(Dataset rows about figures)
--- START ---
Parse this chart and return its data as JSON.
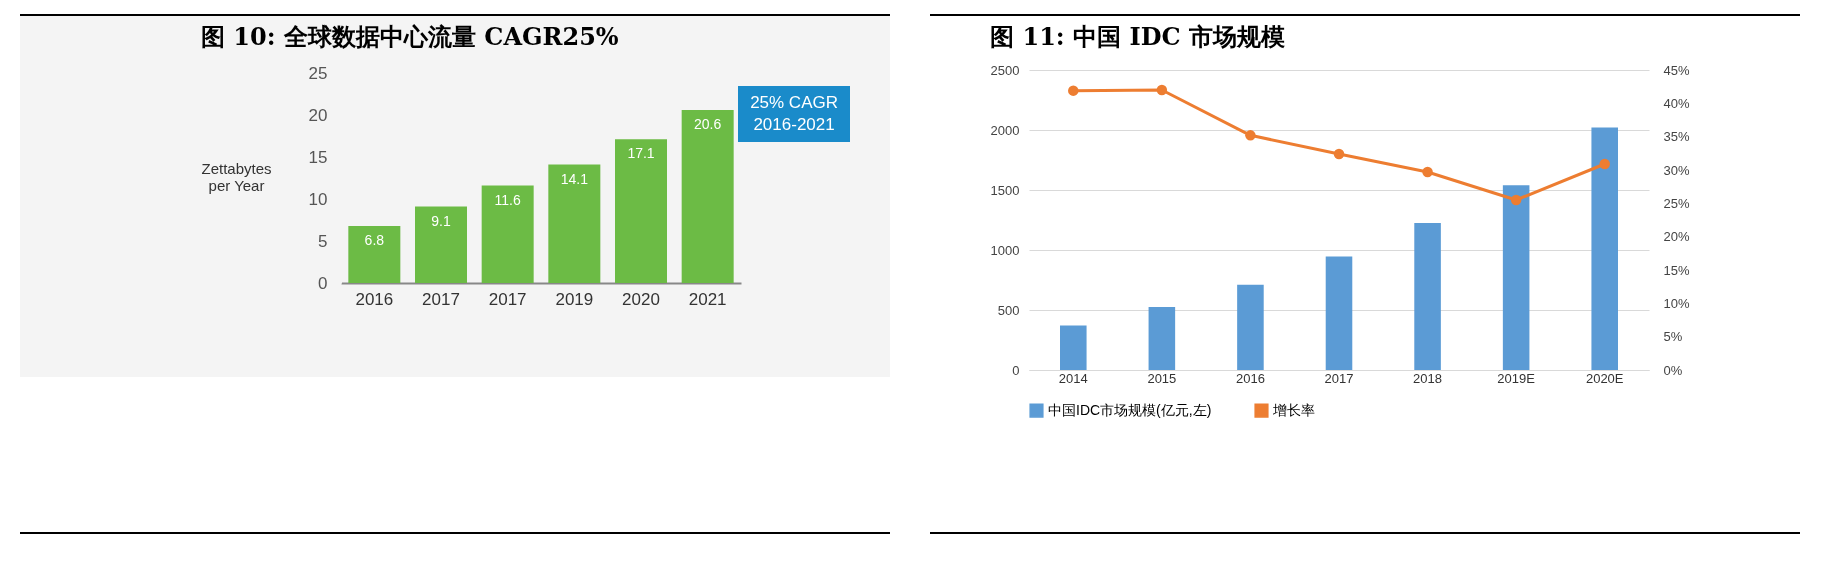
{
  "chart_data": [
    {
      "type": "bar",
      "title": "图 10: 全球数据中心流量 CAGR25%",
      "ylabel": "Zettabytes per Year",
      "categories": [
        "2016",
        "2017",
        "2017",
        "2019",
        "2020",
        "2021"
      ],
      "values": [
        6.8,
        9.1,
        11.6,
        14.1,
        17.1,
        20.6
      ],
      "color": "#6cbb45",
      "data_labels": true,
      "ylim": [
        0,
        25
      ],
      "yticks": [
        0,
        5,
        10,
        15,
        20,
        25
      ],
      "grid": false,
      "legend": false,
      "annotations": [
        "25% CAGR 2016-2021"
      ]
    },
    {
      "type": "bar",
      "title": "图 11: 中国 IDC 市场规模",
      "categories": [
        "2014",
        "2015",
        "2016",
        "2017",
        "2018",
        "2019E",
        "2020E"
      ],
      "series": [
        {
          "name": "中国IDC市场规模(亿元,左)",
          "type": "bar",
          "color": "#5b9bd5",
          "values": [
            370,
            525,
            710,
            945,
            1225,
            1540,
            2020
          ]
        },
        {
          "name": "增长率",
          "type": "line",
          "axis": "y2",
          "color": "#ed7d31",
          "values": [
            41.9,
            42.0,
            35.2,
            32.4,
            29.7,
            25.5,
            30.9
          ]
        }
      ],
      "ylim": [
        0,
        2500
      ],
      "yticks": [
        0,
        500,
        1000,
        1500,
        2000,
        2500
      ],
      "y2lim": [
        0,
        45
      ],
      "y2ticks": [
        {
          "value": 0,
          "label": "0%"
        },
        {
          "value": 5,
          "label": "5%"
        },
        {
          "value": 10,
          "label": "10%"
        },
        {
          "value": 15,
          "label": "15%"
        },
        {
          "value": 20,
          "label": "20%"
        },
        {
          "value": 25,
          "label": "25%"
        },
        {
          "value": 30,
          "label": "30%"
        },
        {
          "value": 35,
          "label": "35%"
        },
        {
          "value": 40,
          "label": "40%"
        },
        {
          "value": 45,
          "label": "45%"
        }
      ],
      "grid": "y",
      "legend": "bottom",
      "marker": "circle"
    }
  ]
}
--- END ---
[Task goal] Copy every line of the material in which the word "title" occurs.

[Written reply]
      "title": "图 10: 全球数据中心流量 CAGR25%",
      "title": "图 11: 中国 IDC 市场规模",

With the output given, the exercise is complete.